GOAL: Go through the entries below and pick out every line with "ecngs".
++++ INPUT ++++
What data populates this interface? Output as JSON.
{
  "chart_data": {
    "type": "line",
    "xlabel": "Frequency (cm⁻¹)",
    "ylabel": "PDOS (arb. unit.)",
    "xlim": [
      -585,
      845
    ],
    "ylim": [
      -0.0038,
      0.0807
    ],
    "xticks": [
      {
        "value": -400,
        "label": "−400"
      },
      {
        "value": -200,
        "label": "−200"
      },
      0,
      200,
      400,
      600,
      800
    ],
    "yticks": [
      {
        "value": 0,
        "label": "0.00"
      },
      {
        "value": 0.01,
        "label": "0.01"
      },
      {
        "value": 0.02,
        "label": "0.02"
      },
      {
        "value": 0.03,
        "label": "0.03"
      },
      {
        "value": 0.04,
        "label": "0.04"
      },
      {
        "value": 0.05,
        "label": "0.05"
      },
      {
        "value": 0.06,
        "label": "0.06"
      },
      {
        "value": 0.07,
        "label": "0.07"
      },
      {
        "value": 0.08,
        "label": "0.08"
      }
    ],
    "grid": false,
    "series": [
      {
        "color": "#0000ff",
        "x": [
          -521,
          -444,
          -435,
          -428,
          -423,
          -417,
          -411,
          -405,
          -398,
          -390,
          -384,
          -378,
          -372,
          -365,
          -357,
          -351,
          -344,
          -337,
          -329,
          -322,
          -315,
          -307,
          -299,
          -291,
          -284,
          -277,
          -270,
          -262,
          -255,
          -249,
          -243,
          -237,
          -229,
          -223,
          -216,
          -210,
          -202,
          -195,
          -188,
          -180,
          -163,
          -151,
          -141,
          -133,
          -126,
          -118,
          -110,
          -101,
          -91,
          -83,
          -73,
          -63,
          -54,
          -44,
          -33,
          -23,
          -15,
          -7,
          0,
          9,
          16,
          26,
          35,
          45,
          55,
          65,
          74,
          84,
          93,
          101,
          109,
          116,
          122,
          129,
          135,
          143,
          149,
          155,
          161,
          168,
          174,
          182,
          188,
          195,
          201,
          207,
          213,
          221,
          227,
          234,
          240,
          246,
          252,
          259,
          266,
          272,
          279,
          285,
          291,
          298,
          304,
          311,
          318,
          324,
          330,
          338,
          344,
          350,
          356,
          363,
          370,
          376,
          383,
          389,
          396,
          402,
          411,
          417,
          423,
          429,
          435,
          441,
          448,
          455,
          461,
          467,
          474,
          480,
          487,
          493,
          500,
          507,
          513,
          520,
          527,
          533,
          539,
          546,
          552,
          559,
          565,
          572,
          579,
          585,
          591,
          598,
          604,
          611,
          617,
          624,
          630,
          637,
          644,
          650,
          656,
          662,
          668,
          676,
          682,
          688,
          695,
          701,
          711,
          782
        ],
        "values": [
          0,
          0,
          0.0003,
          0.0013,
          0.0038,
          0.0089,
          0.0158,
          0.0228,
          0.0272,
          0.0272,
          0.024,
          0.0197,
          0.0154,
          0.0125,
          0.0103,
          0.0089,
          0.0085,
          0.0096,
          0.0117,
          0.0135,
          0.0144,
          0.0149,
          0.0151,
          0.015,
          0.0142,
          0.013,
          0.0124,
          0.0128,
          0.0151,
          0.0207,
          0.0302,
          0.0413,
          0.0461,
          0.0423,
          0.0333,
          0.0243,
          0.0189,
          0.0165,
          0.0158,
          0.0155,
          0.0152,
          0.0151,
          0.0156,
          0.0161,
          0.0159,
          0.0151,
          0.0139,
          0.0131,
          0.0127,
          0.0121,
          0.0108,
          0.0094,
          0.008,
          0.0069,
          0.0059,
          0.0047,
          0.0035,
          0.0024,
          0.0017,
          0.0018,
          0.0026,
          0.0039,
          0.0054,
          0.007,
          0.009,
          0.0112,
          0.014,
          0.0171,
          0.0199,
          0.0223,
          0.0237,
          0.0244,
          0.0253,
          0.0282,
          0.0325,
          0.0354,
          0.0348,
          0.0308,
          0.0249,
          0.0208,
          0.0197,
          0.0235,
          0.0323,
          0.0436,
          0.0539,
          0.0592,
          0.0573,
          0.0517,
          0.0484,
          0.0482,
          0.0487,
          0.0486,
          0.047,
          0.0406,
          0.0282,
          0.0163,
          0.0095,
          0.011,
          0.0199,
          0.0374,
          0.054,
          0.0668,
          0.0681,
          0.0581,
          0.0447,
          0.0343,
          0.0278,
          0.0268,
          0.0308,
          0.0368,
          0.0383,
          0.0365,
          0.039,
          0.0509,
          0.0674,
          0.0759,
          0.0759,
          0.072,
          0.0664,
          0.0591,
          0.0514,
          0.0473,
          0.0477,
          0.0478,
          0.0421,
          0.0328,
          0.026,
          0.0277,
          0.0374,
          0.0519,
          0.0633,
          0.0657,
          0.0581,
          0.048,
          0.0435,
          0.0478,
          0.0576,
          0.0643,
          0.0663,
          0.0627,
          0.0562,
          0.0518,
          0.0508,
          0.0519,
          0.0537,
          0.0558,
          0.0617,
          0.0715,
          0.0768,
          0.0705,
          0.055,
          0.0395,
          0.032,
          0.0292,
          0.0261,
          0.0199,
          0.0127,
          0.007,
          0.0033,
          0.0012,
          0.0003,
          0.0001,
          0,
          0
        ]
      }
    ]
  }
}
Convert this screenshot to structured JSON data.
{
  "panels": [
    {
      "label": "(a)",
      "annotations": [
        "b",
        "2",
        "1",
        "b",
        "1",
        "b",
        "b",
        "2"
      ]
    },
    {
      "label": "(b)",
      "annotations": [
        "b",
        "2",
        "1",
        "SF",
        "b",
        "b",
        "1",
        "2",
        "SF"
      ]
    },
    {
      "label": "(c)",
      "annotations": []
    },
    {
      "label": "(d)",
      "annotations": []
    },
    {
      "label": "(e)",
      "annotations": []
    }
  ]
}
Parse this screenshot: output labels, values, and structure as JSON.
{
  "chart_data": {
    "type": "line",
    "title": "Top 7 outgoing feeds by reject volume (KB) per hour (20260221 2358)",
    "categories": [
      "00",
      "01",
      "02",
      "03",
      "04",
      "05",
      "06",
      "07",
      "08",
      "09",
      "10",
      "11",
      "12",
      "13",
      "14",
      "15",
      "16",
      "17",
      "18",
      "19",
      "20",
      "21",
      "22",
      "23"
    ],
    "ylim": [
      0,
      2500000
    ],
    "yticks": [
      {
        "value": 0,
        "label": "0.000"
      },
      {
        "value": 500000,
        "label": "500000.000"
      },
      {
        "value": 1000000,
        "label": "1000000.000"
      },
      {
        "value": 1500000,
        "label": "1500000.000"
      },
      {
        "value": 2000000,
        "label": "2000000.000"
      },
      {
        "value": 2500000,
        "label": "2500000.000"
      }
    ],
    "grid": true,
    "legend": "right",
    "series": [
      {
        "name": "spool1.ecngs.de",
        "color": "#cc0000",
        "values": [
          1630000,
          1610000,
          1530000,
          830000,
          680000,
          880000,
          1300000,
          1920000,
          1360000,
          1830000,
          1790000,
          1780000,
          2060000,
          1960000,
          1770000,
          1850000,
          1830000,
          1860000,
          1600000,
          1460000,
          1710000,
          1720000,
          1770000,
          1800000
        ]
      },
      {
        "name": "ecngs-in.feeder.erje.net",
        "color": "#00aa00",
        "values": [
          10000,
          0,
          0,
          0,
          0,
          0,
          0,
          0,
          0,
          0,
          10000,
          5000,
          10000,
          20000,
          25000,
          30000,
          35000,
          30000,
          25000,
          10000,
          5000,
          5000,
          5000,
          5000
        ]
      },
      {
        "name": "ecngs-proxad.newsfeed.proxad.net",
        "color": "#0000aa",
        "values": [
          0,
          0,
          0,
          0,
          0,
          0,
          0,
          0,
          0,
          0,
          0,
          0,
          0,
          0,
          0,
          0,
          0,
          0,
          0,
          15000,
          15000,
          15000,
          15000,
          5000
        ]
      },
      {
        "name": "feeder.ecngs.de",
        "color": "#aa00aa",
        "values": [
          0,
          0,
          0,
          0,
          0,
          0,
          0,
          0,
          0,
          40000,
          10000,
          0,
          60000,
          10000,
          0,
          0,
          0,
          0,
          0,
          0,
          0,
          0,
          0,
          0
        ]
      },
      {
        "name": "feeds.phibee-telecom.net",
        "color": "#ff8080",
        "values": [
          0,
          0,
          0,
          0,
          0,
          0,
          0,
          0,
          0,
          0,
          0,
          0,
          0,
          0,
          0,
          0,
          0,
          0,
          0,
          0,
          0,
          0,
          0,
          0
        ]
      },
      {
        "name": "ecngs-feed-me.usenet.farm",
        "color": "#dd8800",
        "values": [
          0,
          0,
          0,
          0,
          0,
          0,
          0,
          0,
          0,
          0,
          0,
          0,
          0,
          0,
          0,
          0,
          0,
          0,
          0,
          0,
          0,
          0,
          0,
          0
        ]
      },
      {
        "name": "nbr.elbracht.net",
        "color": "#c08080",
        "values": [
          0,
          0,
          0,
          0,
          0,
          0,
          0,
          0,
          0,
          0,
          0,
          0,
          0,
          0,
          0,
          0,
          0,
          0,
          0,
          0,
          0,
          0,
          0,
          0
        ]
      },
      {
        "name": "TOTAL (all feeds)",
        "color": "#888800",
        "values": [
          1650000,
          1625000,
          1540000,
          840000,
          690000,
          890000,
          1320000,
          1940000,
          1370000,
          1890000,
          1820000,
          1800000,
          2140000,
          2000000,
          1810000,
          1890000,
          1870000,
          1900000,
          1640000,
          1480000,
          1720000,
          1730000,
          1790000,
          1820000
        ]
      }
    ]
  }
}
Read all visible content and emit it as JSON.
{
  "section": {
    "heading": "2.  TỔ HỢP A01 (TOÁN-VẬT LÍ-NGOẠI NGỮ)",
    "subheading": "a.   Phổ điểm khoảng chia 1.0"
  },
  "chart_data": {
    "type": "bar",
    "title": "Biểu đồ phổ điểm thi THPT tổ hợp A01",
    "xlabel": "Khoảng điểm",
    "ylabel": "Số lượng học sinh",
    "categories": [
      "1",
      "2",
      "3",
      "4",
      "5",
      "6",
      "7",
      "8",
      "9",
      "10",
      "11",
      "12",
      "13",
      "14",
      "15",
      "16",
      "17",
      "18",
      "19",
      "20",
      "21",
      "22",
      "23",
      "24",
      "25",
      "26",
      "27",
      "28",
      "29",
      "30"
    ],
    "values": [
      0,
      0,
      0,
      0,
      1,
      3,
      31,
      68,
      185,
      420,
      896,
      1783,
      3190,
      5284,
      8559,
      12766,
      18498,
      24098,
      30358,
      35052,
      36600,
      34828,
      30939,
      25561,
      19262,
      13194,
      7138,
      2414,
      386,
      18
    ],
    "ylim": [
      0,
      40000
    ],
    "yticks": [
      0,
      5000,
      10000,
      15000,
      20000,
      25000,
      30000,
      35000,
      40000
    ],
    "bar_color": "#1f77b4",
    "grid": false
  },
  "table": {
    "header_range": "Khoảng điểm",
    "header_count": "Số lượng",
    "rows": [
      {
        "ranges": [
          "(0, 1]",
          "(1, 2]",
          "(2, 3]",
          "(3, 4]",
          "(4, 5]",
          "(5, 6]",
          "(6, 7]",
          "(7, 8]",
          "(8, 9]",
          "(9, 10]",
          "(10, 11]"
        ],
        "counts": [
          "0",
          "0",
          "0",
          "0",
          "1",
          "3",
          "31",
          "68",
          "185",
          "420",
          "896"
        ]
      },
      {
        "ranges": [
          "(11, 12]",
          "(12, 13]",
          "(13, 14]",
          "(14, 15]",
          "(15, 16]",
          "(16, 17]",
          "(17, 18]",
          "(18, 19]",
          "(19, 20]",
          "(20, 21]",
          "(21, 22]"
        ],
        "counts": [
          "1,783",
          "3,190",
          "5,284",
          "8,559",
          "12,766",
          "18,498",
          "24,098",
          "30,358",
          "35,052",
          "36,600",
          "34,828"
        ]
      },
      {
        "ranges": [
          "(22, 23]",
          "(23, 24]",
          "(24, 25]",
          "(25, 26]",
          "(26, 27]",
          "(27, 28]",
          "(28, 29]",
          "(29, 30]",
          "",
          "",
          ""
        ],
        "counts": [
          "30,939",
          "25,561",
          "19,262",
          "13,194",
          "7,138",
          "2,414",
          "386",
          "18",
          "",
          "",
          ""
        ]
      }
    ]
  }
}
++++
ANSWER IN FULL:
        "name": "spool1.ecngs.de",
        "name": "ecngs-in.feeder.erje.net",
        "name": "ecngs-proxad.newsfeed.proxad.net",
        "name": "feeder.ecngs.de",
        "name": "ecngs-feed-me.usenet.farm",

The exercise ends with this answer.